** What you should do **
In the entries below, find every line holding the string "tags" and collect it.

Source data
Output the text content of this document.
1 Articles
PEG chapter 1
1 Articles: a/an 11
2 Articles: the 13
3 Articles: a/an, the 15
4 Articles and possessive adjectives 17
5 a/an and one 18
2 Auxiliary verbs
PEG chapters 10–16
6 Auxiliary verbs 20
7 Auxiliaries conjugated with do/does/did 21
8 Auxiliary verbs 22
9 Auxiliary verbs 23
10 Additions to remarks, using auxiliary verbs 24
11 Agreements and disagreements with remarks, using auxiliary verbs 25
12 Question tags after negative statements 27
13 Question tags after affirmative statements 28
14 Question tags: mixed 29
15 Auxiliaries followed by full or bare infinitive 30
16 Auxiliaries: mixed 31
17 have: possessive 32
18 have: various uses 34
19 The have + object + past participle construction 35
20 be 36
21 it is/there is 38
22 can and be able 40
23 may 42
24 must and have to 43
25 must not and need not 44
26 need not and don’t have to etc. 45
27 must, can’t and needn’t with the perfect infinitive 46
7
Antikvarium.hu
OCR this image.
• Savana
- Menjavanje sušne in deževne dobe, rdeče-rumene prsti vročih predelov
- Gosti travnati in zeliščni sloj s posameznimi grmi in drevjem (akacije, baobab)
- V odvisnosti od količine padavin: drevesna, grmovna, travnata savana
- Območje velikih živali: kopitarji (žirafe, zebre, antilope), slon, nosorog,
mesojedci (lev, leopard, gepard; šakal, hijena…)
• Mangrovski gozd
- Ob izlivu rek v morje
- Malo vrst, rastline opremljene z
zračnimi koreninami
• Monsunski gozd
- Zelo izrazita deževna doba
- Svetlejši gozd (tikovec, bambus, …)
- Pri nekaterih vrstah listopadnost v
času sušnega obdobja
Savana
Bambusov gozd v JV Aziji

** The response **
12 Question tags after negative statements 27
13 Question tags after affirmative statements 28
14 Question tags: mixed 29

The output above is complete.